-- What is expected --
Using the listing below, give the number of lines where "ایستگاههای" appears, and nothing else.

-- Input data --
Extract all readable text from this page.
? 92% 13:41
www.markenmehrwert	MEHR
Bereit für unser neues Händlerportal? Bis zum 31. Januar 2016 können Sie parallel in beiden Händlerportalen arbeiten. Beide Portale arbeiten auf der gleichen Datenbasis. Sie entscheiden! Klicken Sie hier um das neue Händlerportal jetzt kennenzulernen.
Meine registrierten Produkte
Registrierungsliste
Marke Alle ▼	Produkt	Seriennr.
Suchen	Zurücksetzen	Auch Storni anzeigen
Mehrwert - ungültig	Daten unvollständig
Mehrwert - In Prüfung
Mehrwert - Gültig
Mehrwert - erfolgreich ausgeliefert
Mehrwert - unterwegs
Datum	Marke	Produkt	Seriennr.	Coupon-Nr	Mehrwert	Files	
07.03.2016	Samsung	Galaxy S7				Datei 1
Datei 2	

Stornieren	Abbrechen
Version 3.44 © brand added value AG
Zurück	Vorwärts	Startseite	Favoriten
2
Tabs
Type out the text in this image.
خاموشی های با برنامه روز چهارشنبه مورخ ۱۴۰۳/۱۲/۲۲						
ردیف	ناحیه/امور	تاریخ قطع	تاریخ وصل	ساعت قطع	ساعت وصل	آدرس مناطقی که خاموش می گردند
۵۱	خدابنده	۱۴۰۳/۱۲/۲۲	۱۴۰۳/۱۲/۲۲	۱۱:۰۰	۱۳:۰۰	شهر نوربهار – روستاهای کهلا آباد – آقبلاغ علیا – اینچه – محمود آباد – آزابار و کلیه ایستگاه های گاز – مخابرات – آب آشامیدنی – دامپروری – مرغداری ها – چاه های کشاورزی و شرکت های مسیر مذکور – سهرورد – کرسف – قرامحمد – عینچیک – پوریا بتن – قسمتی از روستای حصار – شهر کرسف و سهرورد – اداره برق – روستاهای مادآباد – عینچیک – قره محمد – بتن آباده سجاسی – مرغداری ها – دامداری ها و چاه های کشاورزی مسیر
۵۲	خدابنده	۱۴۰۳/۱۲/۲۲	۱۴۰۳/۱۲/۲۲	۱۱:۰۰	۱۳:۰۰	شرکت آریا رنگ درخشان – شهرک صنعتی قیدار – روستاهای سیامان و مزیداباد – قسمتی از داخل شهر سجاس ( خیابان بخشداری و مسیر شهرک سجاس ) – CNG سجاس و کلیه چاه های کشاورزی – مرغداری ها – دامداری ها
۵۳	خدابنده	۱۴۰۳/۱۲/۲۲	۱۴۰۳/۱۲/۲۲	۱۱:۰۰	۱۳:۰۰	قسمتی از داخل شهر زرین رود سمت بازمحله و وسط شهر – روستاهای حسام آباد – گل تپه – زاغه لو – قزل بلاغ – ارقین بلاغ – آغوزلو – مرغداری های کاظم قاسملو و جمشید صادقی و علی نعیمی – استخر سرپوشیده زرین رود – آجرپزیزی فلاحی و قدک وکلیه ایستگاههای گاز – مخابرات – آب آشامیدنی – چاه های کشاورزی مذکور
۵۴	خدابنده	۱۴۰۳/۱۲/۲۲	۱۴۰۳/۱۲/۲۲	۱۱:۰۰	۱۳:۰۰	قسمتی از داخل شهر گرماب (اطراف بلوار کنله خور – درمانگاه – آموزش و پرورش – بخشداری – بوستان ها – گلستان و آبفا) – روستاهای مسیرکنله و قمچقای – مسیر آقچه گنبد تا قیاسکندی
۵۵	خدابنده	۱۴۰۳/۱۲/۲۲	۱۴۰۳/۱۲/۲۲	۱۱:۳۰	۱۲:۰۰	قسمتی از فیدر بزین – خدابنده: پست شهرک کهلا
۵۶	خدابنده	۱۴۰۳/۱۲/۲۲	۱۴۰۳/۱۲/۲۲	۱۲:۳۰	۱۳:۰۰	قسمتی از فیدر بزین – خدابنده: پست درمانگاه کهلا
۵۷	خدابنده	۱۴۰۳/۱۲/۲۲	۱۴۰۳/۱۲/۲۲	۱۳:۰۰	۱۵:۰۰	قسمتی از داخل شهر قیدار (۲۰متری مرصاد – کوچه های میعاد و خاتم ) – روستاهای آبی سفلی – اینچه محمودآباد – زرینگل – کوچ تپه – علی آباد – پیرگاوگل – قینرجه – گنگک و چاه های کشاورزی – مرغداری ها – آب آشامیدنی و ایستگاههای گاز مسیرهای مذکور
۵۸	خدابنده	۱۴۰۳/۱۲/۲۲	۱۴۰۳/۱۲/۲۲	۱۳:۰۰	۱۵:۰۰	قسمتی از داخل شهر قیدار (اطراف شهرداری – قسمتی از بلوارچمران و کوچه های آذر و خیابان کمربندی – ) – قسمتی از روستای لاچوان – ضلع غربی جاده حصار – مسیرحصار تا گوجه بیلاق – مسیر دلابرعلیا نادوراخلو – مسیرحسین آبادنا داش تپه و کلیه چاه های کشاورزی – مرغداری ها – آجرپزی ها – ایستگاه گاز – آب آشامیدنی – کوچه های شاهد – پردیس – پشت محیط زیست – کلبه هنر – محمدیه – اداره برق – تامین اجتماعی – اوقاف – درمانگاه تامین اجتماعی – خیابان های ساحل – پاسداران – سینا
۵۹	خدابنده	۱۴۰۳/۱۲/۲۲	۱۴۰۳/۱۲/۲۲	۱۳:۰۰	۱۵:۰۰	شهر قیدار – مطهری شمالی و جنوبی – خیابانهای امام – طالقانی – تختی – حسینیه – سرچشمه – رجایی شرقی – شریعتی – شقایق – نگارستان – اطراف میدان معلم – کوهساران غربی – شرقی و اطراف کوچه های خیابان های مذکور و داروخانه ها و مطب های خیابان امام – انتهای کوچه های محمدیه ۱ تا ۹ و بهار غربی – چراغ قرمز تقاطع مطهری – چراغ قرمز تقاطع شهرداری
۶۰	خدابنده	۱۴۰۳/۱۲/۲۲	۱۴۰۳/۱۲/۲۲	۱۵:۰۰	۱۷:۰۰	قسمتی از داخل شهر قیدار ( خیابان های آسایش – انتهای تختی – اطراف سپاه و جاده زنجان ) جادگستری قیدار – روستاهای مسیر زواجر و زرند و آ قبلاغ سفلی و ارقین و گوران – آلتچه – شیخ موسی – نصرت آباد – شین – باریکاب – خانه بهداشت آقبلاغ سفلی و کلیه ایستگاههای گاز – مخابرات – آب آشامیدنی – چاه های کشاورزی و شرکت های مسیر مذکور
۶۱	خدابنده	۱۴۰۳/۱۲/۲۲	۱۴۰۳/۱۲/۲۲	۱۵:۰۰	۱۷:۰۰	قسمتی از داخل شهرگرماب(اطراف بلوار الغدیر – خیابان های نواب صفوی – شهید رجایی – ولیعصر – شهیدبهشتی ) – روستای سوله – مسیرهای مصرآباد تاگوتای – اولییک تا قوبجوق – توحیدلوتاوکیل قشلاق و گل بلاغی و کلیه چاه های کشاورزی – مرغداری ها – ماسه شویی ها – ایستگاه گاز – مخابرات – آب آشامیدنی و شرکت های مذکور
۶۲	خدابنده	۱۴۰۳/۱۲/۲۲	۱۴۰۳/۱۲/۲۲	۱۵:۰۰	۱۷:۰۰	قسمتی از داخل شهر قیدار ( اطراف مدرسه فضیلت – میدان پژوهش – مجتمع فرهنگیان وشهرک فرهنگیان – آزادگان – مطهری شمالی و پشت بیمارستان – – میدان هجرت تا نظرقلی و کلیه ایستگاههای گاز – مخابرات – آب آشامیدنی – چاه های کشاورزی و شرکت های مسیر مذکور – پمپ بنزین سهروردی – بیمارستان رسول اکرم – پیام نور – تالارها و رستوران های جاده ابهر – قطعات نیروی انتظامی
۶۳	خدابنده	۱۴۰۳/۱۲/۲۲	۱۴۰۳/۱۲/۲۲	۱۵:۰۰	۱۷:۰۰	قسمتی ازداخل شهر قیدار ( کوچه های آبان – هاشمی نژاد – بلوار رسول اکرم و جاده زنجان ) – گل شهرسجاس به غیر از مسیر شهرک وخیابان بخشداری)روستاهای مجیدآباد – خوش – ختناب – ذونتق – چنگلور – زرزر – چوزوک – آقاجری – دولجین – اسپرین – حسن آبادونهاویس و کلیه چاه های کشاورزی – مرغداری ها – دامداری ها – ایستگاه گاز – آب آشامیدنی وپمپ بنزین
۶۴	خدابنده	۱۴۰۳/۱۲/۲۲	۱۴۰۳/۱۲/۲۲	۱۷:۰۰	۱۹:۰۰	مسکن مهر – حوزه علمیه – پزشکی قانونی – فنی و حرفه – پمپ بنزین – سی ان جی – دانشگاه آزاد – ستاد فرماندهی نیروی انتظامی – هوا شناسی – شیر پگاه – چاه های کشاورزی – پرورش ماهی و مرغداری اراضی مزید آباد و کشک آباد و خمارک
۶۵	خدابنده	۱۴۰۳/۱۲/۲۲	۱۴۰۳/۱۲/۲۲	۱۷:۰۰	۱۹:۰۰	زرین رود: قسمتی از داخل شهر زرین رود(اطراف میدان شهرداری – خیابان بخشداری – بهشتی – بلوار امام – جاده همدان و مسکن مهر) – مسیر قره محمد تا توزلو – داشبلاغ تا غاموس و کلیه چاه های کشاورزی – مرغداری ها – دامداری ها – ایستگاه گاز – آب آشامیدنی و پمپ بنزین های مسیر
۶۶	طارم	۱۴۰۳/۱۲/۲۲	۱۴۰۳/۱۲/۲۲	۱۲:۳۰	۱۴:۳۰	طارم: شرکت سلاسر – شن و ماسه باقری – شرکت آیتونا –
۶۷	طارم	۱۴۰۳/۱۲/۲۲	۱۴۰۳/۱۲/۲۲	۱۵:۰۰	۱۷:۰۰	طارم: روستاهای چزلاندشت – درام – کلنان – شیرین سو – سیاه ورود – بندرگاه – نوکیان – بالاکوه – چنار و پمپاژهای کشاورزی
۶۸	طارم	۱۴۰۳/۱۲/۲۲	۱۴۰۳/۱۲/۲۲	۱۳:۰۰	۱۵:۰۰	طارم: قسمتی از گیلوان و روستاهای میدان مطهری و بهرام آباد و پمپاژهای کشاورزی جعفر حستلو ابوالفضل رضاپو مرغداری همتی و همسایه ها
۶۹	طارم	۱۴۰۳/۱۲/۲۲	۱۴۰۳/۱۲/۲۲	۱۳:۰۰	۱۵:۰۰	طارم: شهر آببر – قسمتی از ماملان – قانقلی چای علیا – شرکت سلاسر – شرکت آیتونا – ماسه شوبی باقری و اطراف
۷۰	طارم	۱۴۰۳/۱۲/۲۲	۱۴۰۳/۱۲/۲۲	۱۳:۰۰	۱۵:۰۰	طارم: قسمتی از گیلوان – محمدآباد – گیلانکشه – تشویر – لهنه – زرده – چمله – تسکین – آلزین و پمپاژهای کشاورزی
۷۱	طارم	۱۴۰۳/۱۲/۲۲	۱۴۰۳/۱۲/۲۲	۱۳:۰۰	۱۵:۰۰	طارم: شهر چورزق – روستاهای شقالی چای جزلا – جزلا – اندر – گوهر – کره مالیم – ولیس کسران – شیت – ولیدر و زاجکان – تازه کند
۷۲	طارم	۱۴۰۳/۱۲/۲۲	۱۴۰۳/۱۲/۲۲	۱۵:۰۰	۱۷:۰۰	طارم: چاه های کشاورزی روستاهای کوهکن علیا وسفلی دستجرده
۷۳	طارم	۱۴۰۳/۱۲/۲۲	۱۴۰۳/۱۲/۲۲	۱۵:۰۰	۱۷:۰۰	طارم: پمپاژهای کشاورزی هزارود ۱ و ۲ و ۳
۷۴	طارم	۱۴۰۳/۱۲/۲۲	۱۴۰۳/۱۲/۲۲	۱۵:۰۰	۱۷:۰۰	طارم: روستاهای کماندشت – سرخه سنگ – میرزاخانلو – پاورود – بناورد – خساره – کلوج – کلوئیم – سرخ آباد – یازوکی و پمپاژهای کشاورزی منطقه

-- Worked answer --
4